Objective.
Omit all images, then return the remaining material exactly as it stands.
┄┄┄┄┄┄┄┄┄┄
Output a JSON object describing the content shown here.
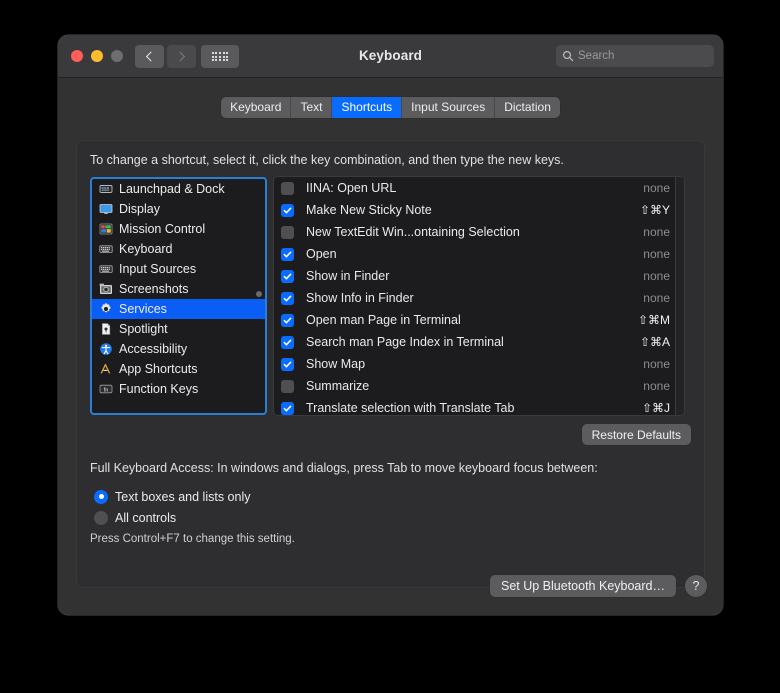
{
  "window": {
    "title": "Keyboard",
    "traffic_lights": [
      "close",
      "minimize",
      "zoom"
    ],
    "nav_back": "back-chevron",
    "nav_forward": "forward-chevron",
    "grid_button": "show-all-preferences"
  },
  "search": {
    "placeholder": "Search",
    "value": ""
  },
  "tabs": [
    {
      "label": "Keyboard",
      "active": false
    },
    {
      "label": "Text",
      "active": false
    },
    {
      "label": "Shortcuts",
      "active": true
    },
    {
      "label": "Input Sources",
      "active": false
    },
    {
      "label": "Dictation",
      "active": false
    }
  ],
  "hint": "To change a shortcut, select it, click the key combination, and then type the new keys.",
  "sidebar": {
    "items": [
      {
        "label": "Launchpad & Dock",
        "icon": "launchpad-icon",
        "selected": false
      },
      {
        "label": "Display",
        "icon": "display-icon",
        "selected": false
      },
      {
        "label": "Mission Control",
        "icon": "mission-control-icon",
        "selected": false
      },
      {
        "label": "Keyboard",
        "icon": "keyboard-icon",
        "selected": false
      },
      {
        "label": "Input Sources",
        "icon": "input-sources-icon",
        "selected": false
      },
      {
        "label": "Screenshots",
        "icon": "screenshots-icon",
        "selected": false
      },
      {
        "label": "Services",
        "icon": "gear-icon",
        "selected": true
      },
      {
        "label": "Spotlight",
        "icon": "spotlight-document-icon",
        "selected": false
      },
      {
        "label": "Accessibility",
        "icon": "accessibility-icon",
        "selected": false
      },
      {
        "label": "App Shortcuts",
        "icon": "app-shortcuts-icon",
        "selected": false
      },
      {
        "label": "Function Keys",
        "icon": "fn-key-icon",
        "selected": false
      }
    ]
  },
  "shortcuts": {
    "rows": [
      {
        "checked": false,
        "name": "IINA: Open URL",
        "value": "none",
        "assigned": false
      },
      {
        "checked": true,
        "name": "Make New Sticky Note",
        "value": "⇧⌘Y",
        "assigned": true
      },
      {
        "checked": false,
        "name": "New TextEdit Win...ontaining Selection",
        "value": "none",
        "assigned": false
      },
      {
        "checked": true,
        "name": "Open",
        "value": "none",
        "assigned": false
      },
      {
        "checked": true,
        "name": "Show in Finder",
        "value": "none",
        "assigned": false
      },
      {
        "checked": true,
        "name": "Show Info in Finder",
        "value": "none",
        "assigned": false
      },
      {
        "checked": true,
        "name": "Open man Page in Terminal",
        "value": "⇧⌘M",
        "assigned": true
      },
      {
        "checked": true,
        "name": "Search man Page Index in Terminal",
        "value": "⇧⌘A",
        "assigned": true
      },
      {
        "checked": true,
        "name": "Show Map",
        "value": "none",
        "assigned": false
      },
      {
        "checked": false,
        "name": "Summarize",
        "value": "none",
        "assigned": false
      },
      {
        "checked": true,
        "name": "Translate selection with Translate Tab",
        "value": "⇧⌘J",
        "assigned": true
      }
    ]
  },
  "restore_defaults_label": "Restore Defaults",
  "full_keyboard_access": {
    "heading": "Full Keyboard Access: In windows and dialogs, press Tab to move keyboard focus between:",
    "options": [
      {
        "label": "Text boxes and lists only",
        "selected": true
      },
      {
        "label": "All controls",
        "selected": false
      }
    ],
    "note": "Press Control+F7 to change this setting."
  },
  "footer": {
    "bluetooth_label": "Set Up Bluetooth Keyboard…",
    "help_label": "?"
  },
  "colors": {
    "accent": "#0a6cff",
    "selection": "#0a5ef5",
    "focus_ring": "#2b7ed8",
    "window_bg": "#323233",
    "panel_bg": "#2e2e30",
    "list_bg": "#1c1c1e"
  }
}
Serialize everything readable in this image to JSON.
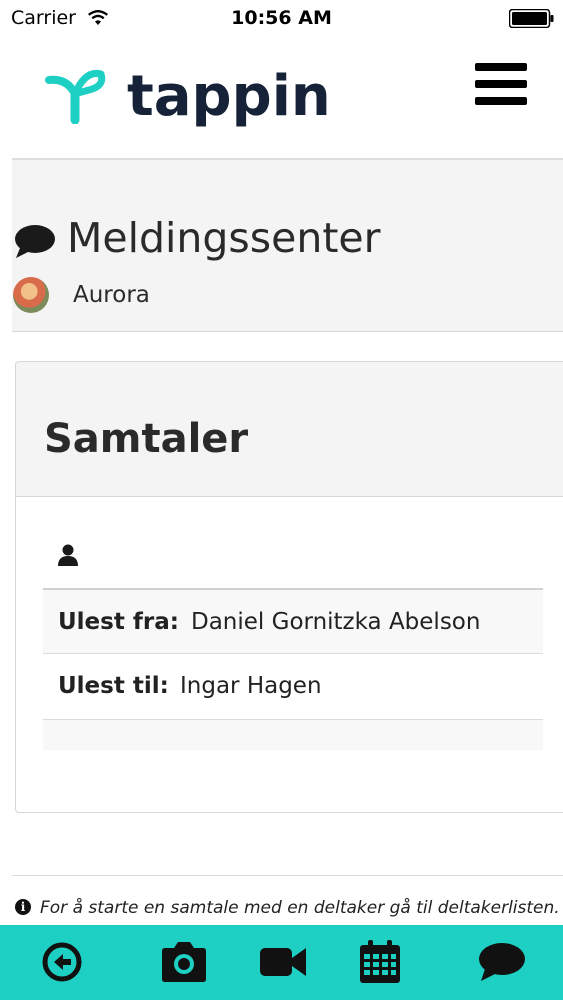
┄┄┄┄┄┄┄┄┄┄
Solution to this exercise.
Output a JSON object describing the content shown here.
{
  "window": {
    "title": "Keyboard",
    "traffic_lights": [
      "close",
      "minimize",
      "zoom"
    ],
    "nav_back": "back-chevron",
    "nav_forward": "forward-chevron",
    "grid_button": "show-all-preferences"
  },
  "search": {
    "placeholder": "Search",
    "value": ""
  },
  "tabs": [
    {
      "label": "Keyboard",
      "active": false
    },
    {
      "label": "Text",
      "active": false
    },
    {
      "label": "Shortcuts",
      "active": true
    },
    {
      "label": "Input Sources",
      "active": false
    },
    {
      "label": "Dictation",
      "active": false
    }
  ],
  "hint": "To change a shortcut, select it, click the key combination, and then type the new keys.",
  "sidebar": {
    "items": [
      {
        "label": "Launchpad & Dock",
        "icon": "launchpad-icon",
        "selected": false
      },
      {
        "label": "Display",
        "icon": "display-icon",
        "selected": false
      },
      {
        "label": "Mission Control",
        "icon": "mission-control-icon",
        "selected": false
      },
      {
        "label": "Keyboard",
        "icon": "keyboard-icon",
        "selected": false
      },
      {
        "label": "Input Sources",
        "icon": "input-sources-icon",
        "selected": false
      },
      {
        "label": "Screenshots",
        "icon": "screenshots-icon",
        "selected": false
      },
      {
        "label": "Services",
        "icon": "gear-icon",
        "selected": true
      },
      {
        "label": "Spotlight",
        "icon": "spotlight-document-icon",
        "selected": false
      },
      {
        "label": "Accessibility",
        "icon": "accessibility-icon",
        "selected": false
      },
      {
        "label": "App Shortcuts",
        "icon": "app-shortcuts-icon",
        "selected": false
      },
      {
        "label": "Function Keys",
        "icon": "fn-key-icon",
        "selected": false
      }
    ]
  },
  "shortcuts": {
    "rows": [
      {
        "checked": false,
        "name": "IINA: Open URL",
        "value": "none",
        "assigned": false
      },
      {
        "checked": true,
        "name": "Make New Sticky Note",
        "value": "⇧⌘Y",
        "assigned": true
      },
      {
        "checked": false,
        "name": "New TextEdit Win...ontaining Selection",
        "value": "none",
        "assigned": false
      },
      {
        "checked": true,
        "name": "Open",
        "value": "none",
        "assigned": false
      },
      {
        "checked": true,
        "name": "Show in Finder",
        "value": "none",
        "assigned": false
      },
      {
        "checked": true,
        "name": "Show Info in Finder",
        "value": "none",
        "assigned": false
      },
      {
        "checked": true,
        "name": "Open man Page in Terminal",
        "value": "⇧⌘M",
        "assigned": true
      },
      {
        "checked": true,
        "name": "Search man Page Index in Terminal",
        "value": "⇧⌘A",
        "assigned": true
      },
      {
        "checked": true,
        "name": "Show Map",
        "value": "none",
        "assigned": false
      },
      {
        "checked": false,
        "name": "Summarize",
        "value": "none",
        "assigned": false
      },
      {
        "checked": true,
        "name": "Translate selection with Translate Tab",
        "value": "⇧⌘J",
        "assigned": true
      }
    ]
  },
  "restore_defaults_label": "Restore Defaults",
  "full_keyboard_access": {
    "heading": "Full Keyboard Access: In windows and dialogs, press Tab to move keyboard focus between:",
    "options": [
      {
        "label": "Text boxes and lists only",
        "selected": true
      },
      {
        "label": "All controls",
        "selected": false
      }
    ],
    "note": "Press Control+F7 to change this setting."
  },
  "footer": {
    "bluetooth_label": "Set Up Bluetooth Keyboard…",
    "help_label": "?"
  },
  "colors": {
    "accent": "#0a6cff",
    "selection": "#0a5ef5",
    "focus_ring": "#2b7ed8",
    "window_bg": "#323233",
    "panel_bg": "#2e2e30",
    "list_bg": "#1c1c1e"
  }
}
Serialize everything readable in this image to JSON.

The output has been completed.